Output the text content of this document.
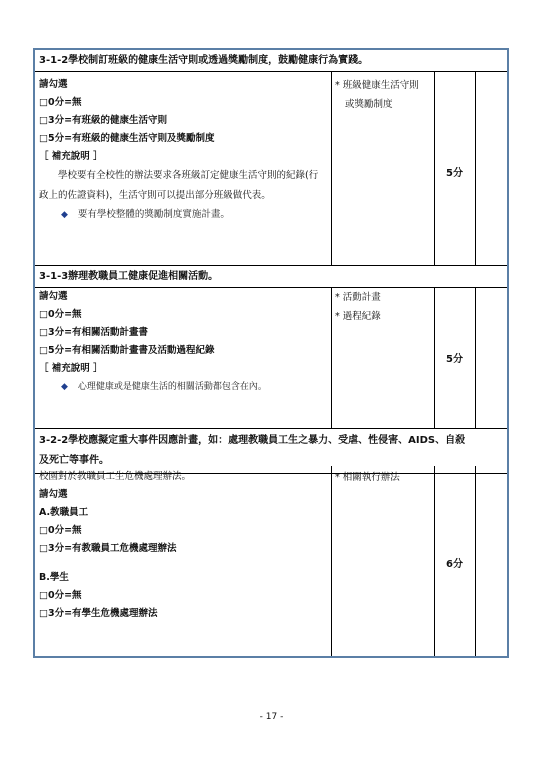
3-1-2學校制訂班級的健康生活守則或透過獎勵制度，鼓勵健康行為實踐。
請勾選
□0分=無
□3分=有班級的健康生活守則
□5分=有班級的健康生活守則及獎勵制度
［ 補充說明 ］
學校要有全校性的辦法要求各班級訂定健康生活守則的紀錄(行政上的佐證資料)，生活守則可以提出部分班級做代表。
◆ 要有學校整體的獎勵制度實施計畫。
* 班級健康生活守則
或獎勵制度
5分
3-1-3辦理教職員工健康促進相關活動。
請勾選
□0分=無
□3分=有相關活動計畫書
□5分=有相關活動計畫書及活動過程紀錄
［ 補充說明 ］
◆ 心理健康或是健康生活的相關活動都包含在內。
* 活動計畫
* 過程紀錄
5分
3-2-2學校應擬定重大事件因應計畫，如：處理教職員工生之暴力、受虐、性侵害、AIDS、自殺
及死亡等事件。
校園對於教職員工生危機處理辦法。
請勾選
A.教職員工
□0分=無
□3分=有教職員工危機處理辦法
B.學生
□0分=無
□3分=有學生危機處理辦法
* 相關執行辦法
6分
- 17 -
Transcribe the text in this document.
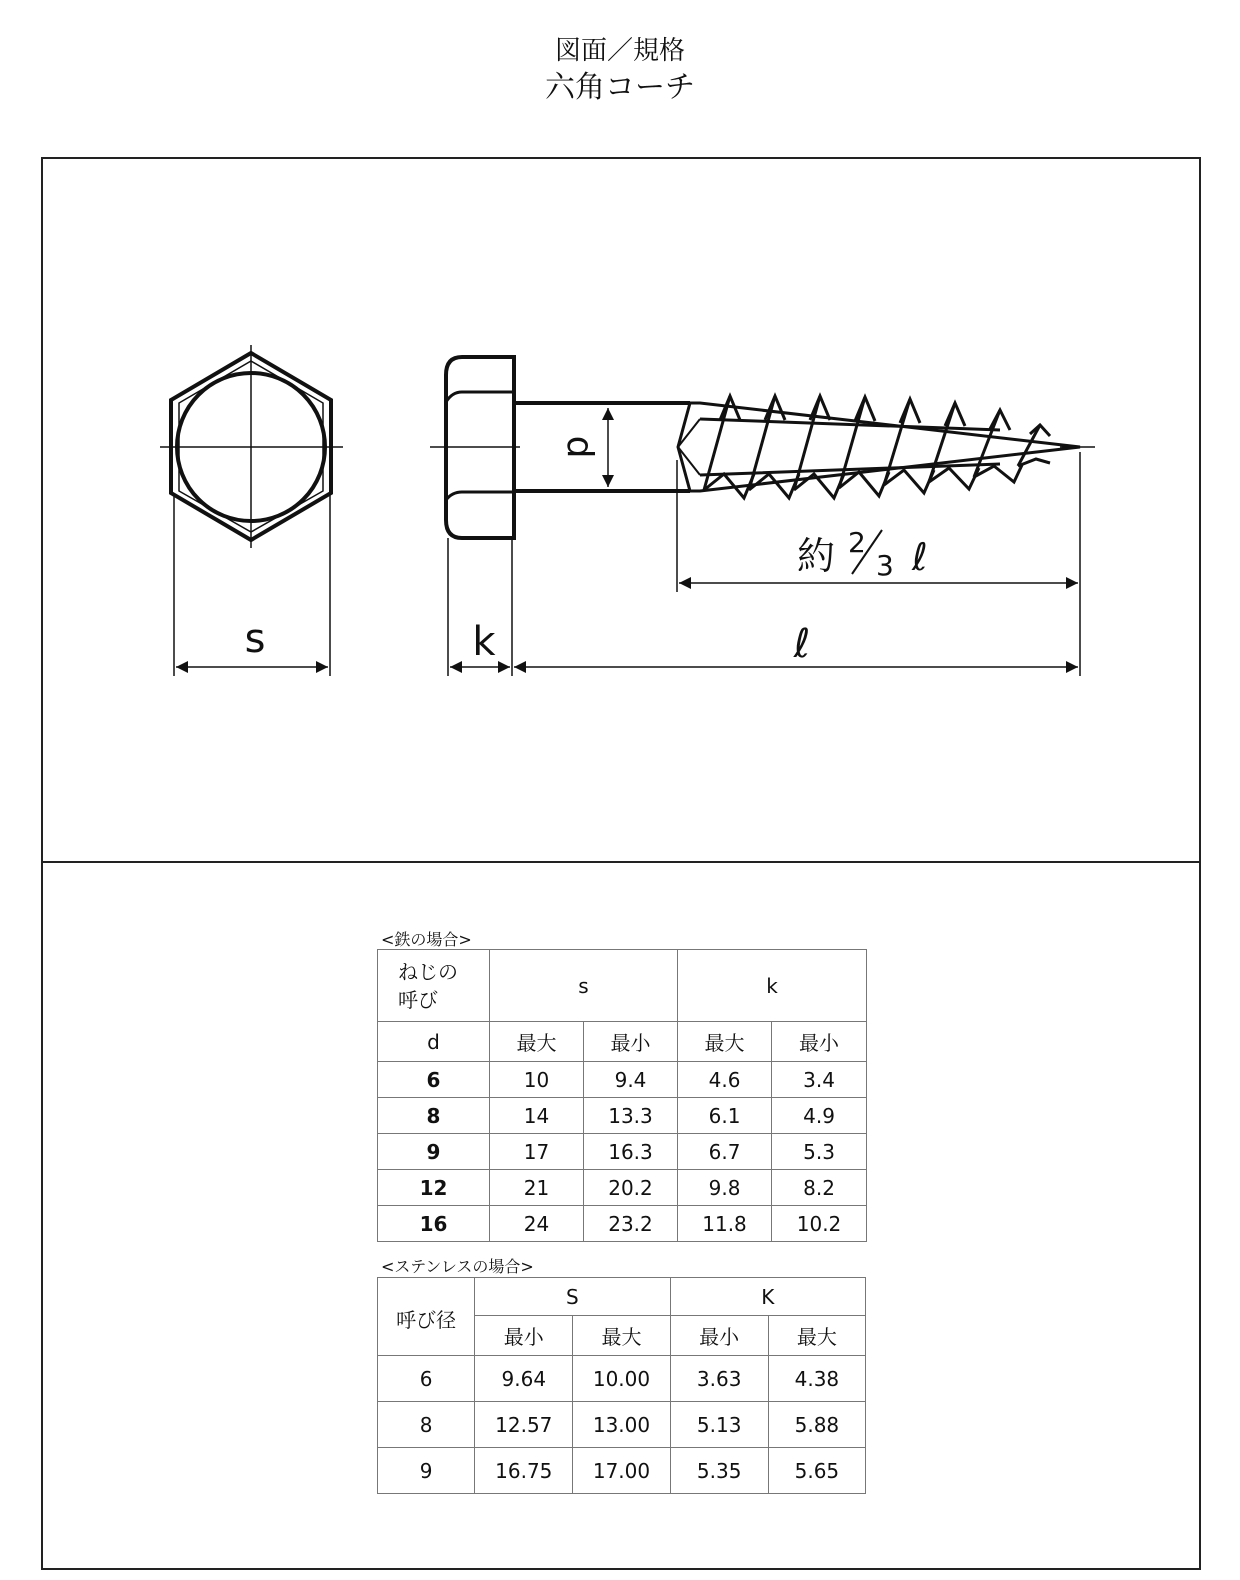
図面／規格
六角コーチ
s
d
k	ℓ
約 2
3 ℓ
<鉄の場合>
ねじの
呼び	s		k	
d	最大	最小	最大	最小
6	10	9.4	4.6	3.4
8	14	13.3	6.1	4.9
9	17	16.3	6.7	5.3
12	21	20.2	9.8	8.2
16	24	23.2	11.8	10.2
<ステンレスの場合>
呼び径	S		K	
	最小	最大	最小	最大
6	9.64	10.00	3.63	4.38
8	12.57	13.00	5.13	5.88
9	16.75	17.00	5.35	5.65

⁂

WHAT TO DO: Exactly the lines from the one with "Transcribe the text in this document." through the end of the listing above are to be repeated, with no pictures.

EXERCISE OUTPUT:
Transcribe the text in this document.
図面／規格
六角コーチ
s
d
k	ℓ
約 2
3 ℓ
<鉄の場合>
ねじの
呼び	s		k	
d	最大	最小	最大	最小
6	10	9.4	4.6	3.4
8	14	13.3	6.1	4.9
9	17	16.3	6.7	5.3
12	21	20.2	9.8	8.2
16	24	23.2	11.8	10.2
<ステンレスの場合>
呼び径	S		K	
	最小	最大	最小	最大
6	9.64	10.00	3.63	4.38
8	12.57	13.00	5.13	5.88
9	16.75	17.00	5.35	5.65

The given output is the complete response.